| WHAT IS EXPECTED |
How many lines in the records below contain the word "International"? Answer with the number alone.

— Start LISTING —

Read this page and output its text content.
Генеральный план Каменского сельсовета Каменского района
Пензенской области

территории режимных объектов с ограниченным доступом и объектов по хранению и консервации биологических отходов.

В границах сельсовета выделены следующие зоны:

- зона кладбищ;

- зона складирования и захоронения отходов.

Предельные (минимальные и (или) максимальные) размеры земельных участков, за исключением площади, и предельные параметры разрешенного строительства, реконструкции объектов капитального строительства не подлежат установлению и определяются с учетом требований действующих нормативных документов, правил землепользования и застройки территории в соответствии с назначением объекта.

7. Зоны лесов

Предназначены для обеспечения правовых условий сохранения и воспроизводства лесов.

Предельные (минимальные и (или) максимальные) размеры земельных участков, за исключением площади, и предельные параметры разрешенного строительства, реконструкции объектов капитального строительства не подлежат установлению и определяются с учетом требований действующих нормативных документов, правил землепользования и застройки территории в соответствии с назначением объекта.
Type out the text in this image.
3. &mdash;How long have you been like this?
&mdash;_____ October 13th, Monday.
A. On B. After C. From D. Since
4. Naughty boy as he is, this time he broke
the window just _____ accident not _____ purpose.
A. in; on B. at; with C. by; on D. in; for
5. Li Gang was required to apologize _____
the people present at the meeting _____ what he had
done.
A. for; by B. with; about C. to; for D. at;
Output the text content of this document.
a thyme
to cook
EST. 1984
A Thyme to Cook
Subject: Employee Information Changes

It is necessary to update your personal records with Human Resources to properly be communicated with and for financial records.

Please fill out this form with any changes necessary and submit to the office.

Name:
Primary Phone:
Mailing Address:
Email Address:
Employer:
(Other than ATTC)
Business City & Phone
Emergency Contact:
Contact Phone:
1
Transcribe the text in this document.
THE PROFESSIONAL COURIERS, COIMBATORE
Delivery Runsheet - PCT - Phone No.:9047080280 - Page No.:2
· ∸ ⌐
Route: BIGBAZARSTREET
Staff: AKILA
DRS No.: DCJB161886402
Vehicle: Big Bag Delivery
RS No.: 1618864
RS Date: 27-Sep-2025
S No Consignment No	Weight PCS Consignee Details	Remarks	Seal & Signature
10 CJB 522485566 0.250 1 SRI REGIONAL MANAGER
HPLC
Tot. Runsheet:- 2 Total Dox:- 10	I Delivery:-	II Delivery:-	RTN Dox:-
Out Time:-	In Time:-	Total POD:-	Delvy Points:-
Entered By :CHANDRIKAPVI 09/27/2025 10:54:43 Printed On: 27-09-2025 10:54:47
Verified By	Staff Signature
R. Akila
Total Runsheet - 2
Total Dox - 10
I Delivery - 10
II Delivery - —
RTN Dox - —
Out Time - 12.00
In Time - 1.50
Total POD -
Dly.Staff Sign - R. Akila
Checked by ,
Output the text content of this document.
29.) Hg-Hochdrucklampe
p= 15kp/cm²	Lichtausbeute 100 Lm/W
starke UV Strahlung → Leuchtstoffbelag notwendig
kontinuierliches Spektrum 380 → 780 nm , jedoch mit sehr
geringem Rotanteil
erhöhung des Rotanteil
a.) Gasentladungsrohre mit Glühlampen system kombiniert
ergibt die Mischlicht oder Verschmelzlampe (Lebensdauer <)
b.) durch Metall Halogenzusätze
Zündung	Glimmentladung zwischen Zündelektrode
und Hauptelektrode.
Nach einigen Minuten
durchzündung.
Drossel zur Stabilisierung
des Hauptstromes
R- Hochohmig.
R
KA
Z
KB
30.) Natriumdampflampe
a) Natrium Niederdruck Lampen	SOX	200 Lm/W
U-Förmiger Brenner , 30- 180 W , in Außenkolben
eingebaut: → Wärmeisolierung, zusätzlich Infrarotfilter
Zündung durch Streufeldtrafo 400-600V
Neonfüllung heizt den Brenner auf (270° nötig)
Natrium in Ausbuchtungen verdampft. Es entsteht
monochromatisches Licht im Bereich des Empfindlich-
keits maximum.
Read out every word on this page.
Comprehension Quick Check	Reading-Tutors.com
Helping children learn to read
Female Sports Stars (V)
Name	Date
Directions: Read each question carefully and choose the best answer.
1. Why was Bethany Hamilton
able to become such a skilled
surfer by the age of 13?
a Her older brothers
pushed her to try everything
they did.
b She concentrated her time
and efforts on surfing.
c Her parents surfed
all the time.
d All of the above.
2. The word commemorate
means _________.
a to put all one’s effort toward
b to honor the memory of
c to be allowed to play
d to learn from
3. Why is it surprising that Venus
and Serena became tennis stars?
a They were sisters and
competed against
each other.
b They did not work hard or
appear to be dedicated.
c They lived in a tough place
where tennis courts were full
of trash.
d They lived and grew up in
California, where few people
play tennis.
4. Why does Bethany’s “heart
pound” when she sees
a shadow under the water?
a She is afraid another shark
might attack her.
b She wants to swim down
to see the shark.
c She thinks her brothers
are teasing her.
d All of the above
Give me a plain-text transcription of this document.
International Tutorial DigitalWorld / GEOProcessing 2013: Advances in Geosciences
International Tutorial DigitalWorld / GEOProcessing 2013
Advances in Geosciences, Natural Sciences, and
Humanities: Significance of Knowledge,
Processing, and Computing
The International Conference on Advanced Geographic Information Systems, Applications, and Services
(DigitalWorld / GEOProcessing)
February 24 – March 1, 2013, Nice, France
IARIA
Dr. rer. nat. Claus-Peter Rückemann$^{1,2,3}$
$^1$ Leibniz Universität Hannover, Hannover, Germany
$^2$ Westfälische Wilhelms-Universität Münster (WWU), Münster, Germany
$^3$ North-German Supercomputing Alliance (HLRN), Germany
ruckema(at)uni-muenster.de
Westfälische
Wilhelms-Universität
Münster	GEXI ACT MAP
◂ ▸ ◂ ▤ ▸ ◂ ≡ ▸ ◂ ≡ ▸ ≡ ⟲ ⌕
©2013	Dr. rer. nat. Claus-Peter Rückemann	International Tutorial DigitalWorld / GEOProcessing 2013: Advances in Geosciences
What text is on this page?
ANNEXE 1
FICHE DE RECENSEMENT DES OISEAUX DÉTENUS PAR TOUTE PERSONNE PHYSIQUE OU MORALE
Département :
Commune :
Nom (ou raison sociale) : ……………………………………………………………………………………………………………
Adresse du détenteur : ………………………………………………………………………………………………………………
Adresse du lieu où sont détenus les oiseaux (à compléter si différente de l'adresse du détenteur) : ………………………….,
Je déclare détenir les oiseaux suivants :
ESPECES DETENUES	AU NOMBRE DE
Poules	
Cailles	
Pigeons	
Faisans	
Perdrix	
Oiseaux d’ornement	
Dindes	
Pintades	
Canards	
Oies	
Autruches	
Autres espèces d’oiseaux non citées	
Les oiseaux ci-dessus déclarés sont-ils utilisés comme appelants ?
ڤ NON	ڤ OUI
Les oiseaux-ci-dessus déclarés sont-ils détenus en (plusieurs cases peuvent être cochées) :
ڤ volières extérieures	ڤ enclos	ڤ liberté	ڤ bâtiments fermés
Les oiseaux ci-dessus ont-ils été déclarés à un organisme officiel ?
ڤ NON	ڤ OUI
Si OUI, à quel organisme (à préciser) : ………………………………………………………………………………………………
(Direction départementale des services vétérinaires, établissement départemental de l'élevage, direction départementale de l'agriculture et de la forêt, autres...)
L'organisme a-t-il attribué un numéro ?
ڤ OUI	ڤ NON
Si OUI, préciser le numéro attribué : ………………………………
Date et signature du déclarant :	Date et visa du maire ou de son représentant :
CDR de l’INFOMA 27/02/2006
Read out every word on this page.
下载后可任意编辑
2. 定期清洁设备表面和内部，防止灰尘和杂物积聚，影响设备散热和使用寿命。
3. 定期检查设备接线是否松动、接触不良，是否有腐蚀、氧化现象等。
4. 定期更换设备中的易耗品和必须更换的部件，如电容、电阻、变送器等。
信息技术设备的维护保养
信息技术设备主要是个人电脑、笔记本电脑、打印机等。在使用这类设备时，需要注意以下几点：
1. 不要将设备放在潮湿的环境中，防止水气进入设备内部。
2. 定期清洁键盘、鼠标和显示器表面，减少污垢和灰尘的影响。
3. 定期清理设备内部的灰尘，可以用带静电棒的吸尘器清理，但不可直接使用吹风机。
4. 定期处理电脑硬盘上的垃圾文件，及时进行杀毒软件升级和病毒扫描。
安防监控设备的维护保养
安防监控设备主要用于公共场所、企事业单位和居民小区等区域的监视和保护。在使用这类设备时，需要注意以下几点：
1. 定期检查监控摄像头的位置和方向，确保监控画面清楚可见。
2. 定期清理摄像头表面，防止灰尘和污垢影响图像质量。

— End LISTING —

| ANSWER TO THIS EXERCISE |
4